>> BEGIN
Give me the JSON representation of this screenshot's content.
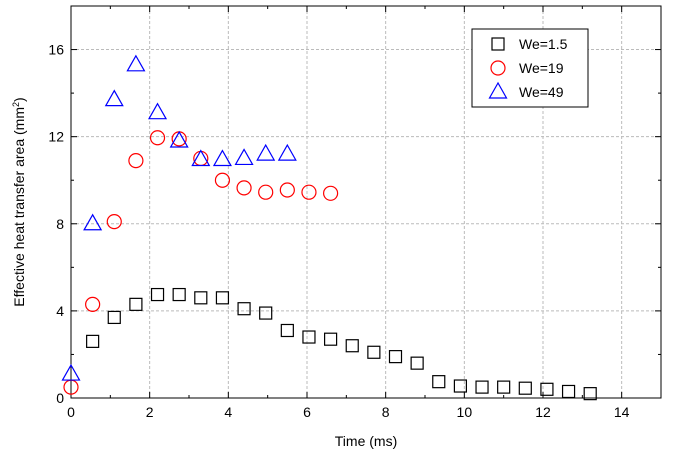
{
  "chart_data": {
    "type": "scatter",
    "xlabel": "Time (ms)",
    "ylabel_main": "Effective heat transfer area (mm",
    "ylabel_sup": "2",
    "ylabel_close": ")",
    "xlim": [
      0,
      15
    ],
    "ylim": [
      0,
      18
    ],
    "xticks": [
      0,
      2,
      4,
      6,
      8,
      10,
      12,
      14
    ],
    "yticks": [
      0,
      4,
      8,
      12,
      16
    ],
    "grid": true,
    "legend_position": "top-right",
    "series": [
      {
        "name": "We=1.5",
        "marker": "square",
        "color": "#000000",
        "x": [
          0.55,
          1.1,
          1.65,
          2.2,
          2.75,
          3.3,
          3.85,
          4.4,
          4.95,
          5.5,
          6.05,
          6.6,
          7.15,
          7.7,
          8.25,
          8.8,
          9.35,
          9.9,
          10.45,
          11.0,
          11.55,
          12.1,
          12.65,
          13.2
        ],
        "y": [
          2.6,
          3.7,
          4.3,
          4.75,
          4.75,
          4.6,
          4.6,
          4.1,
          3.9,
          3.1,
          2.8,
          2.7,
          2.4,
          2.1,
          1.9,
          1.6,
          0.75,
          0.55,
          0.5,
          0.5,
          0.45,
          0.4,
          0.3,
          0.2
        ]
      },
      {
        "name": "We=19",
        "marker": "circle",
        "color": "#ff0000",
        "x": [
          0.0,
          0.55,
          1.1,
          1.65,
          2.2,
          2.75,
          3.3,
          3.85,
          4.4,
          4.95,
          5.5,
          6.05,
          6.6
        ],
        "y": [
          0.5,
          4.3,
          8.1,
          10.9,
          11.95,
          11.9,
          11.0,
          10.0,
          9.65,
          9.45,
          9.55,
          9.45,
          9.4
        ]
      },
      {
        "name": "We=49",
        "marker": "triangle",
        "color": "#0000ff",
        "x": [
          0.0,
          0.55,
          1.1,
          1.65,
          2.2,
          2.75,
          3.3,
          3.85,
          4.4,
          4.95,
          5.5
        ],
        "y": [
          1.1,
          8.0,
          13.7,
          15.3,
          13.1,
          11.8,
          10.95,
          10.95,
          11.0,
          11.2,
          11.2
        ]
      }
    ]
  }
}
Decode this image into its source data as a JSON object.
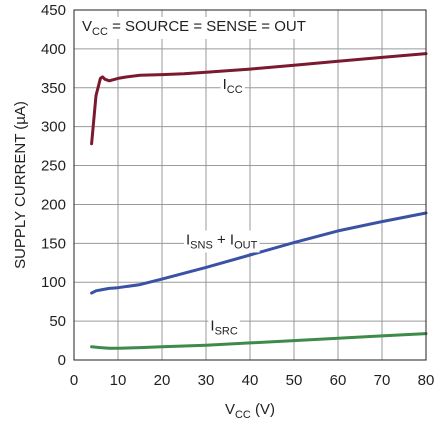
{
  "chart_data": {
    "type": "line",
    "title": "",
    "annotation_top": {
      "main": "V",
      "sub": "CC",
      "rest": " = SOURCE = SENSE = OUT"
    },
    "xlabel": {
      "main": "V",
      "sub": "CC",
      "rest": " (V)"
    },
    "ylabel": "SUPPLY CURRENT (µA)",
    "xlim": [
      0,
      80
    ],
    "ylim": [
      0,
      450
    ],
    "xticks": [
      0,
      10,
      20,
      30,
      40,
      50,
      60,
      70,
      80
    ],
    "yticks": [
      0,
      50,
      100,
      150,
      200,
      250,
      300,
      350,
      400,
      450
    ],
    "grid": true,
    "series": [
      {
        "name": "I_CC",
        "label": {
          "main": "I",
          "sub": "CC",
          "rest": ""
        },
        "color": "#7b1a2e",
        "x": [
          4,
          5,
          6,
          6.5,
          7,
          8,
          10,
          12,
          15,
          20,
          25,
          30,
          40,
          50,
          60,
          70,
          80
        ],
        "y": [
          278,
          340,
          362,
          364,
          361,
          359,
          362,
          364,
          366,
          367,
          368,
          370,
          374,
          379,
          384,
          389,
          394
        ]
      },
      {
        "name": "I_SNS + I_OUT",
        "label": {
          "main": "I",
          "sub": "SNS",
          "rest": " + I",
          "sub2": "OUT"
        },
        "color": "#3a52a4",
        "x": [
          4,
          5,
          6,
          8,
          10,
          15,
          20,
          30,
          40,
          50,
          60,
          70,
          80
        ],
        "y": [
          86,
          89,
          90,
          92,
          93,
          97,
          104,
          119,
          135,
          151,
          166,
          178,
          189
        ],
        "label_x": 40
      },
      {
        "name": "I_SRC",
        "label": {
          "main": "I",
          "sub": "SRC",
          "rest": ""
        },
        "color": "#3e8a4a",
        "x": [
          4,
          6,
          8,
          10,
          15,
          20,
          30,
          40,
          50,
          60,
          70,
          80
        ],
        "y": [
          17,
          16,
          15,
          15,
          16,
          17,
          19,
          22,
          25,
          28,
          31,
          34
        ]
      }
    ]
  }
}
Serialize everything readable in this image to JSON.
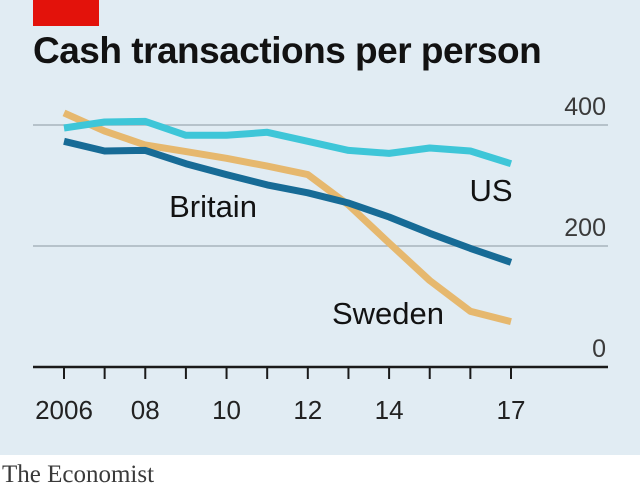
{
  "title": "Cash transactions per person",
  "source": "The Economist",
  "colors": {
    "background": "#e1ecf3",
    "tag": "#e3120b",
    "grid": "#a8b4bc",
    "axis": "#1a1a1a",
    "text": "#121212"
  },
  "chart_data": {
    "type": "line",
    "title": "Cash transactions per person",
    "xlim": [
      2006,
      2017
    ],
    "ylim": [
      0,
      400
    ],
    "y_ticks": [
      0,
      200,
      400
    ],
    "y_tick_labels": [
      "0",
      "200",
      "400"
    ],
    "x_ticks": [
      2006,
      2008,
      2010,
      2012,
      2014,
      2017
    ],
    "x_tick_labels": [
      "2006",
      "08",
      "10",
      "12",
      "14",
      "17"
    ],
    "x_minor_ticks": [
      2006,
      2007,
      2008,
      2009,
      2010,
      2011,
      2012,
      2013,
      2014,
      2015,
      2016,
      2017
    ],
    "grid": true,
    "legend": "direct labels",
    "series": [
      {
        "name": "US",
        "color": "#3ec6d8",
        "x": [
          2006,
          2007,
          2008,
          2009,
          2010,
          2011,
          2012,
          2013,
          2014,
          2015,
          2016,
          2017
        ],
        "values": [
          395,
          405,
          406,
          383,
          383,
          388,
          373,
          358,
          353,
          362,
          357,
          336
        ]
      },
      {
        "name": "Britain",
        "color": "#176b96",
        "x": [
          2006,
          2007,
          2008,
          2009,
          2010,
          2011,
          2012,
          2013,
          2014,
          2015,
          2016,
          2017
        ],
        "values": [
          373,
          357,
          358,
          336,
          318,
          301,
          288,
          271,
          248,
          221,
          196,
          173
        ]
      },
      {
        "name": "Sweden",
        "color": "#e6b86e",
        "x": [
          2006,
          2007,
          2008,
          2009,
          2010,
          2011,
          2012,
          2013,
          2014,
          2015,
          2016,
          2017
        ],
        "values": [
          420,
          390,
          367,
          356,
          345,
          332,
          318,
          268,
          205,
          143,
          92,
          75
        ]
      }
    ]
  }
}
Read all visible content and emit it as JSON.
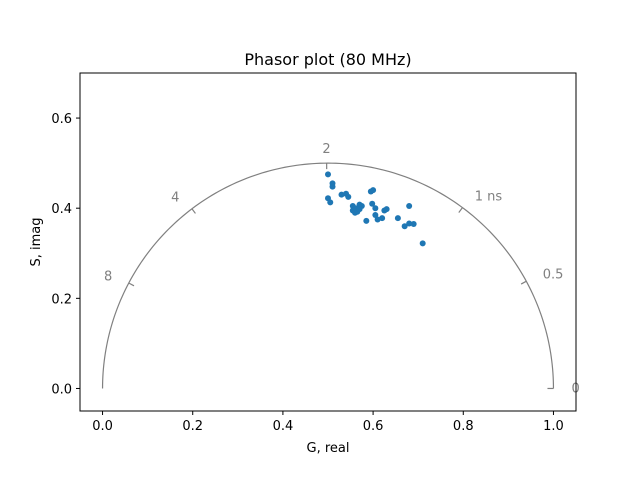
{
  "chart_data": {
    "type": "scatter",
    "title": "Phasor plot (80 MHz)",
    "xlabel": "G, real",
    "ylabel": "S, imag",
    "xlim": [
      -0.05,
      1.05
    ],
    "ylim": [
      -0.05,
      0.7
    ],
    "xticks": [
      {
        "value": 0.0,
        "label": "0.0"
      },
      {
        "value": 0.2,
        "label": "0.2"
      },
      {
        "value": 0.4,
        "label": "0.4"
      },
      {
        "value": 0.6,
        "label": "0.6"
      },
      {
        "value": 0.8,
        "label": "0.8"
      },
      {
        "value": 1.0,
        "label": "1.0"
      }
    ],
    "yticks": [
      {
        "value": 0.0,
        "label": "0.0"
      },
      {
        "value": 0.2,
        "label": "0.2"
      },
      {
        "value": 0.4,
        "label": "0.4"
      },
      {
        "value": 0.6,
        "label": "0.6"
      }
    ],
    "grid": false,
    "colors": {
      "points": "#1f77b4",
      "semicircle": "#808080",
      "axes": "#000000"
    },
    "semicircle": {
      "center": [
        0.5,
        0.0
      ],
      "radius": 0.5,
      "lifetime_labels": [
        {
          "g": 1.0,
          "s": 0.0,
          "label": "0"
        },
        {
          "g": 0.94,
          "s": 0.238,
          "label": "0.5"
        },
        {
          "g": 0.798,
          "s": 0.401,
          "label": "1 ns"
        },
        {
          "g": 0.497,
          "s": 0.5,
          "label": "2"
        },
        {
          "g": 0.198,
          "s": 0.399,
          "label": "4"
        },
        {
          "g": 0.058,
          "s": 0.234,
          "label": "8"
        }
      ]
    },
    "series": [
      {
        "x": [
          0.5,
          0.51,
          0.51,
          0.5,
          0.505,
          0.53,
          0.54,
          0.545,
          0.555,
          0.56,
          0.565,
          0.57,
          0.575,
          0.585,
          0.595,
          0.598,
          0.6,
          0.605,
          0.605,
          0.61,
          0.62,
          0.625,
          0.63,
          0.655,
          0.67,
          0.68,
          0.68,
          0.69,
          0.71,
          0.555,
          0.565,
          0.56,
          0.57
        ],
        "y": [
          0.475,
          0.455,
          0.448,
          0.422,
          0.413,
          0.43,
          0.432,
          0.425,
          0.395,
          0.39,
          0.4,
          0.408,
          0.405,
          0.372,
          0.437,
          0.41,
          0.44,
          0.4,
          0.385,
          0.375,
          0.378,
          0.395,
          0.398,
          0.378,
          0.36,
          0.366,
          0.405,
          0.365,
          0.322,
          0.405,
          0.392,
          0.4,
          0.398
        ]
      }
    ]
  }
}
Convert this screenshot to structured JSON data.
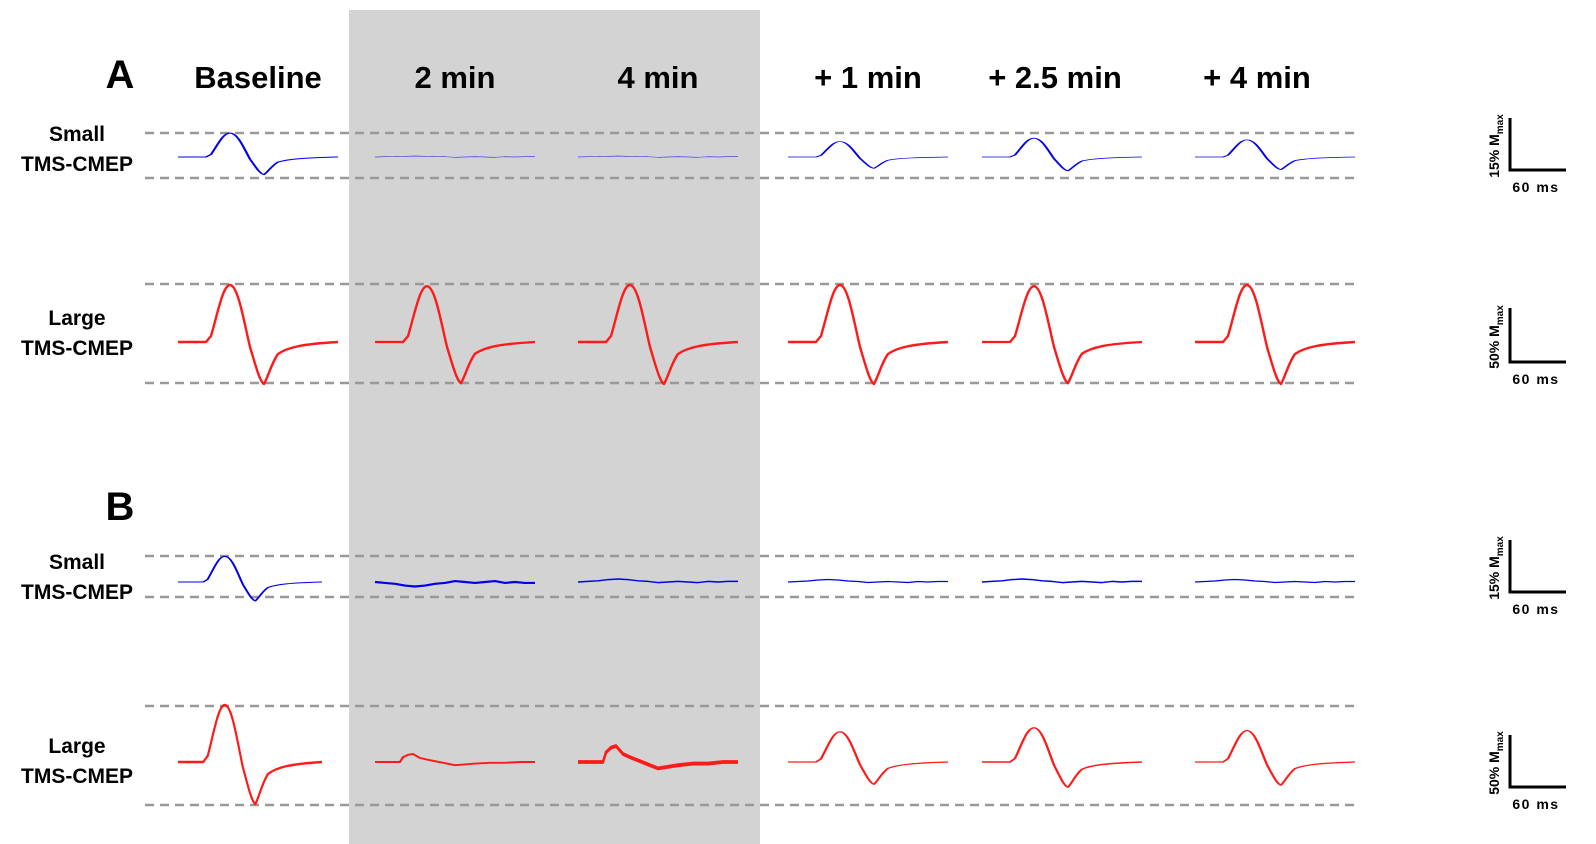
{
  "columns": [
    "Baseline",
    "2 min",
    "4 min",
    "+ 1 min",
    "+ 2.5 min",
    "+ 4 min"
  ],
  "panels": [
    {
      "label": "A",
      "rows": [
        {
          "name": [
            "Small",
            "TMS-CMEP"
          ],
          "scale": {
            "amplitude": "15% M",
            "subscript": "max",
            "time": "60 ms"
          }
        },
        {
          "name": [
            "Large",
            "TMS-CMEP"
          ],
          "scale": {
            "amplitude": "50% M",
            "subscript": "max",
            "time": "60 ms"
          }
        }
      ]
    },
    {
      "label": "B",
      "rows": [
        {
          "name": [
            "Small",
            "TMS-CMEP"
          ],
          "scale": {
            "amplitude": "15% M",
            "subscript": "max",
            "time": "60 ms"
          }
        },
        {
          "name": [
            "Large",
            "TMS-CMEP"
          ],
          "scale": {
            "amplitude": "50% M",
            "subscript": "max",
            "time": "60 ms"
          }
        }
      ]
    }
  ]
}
>> END
**THE EXERCISE:**
From the listing above, collect every line that mentions the word "rest".

**RESULT:**
      "rest": " = SOURCE = SENSE = OUT"
      "rest": " (V)"
          "rest": ""
          "rest": " + I",
          "rest": ""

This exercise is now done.